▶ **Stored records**
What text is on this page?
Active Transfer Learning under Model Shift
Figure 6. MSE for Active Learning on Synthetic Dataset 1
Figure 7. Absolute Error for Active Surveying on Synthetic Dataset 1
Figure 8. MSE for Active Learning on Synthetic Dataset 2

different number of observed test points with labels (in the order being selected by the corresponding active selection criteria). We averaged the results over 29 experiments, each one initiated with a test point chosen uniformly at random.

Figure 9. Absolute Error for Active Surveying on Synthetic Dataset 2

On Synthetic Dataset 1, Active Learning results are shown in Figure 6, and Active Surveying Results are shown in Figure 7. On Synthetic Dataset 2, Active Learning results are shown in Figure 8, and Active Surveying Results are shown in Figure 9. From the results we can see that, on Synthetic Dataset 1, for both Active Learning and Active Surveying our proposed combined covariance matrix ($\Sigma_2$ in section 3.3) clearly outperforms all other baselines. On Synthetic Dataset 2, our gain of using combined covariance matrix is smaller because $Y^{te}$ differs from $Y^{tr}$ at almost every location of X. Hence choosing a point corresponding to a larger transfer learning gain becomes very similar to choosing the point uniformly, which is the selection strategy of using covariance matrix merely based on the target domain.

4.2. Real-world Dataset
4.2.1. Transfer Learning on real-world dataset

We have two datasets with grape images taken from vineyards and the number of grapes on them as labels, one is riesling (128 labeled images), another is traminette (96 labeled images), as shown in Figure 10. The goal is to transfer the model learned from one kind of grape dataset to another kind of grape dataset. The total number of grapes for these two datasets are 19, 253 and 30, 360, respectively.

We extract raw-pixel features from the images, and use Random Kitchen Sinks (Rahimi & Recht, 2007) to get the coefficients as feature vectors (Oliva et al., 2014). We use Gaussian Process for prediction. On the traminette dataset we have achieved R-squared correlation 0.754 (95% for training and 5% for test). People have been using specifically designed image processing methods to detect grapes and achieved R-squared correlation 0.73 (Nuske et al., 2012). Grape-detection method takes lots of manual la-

▶ **THE PROBLEM**
In the records above, locate the lines holding the word "world". Copy each of them.

▶ **FULL ANSWER**
4.2. Real-world Dataset
4.2.1. Transfer Learning on real-world dataset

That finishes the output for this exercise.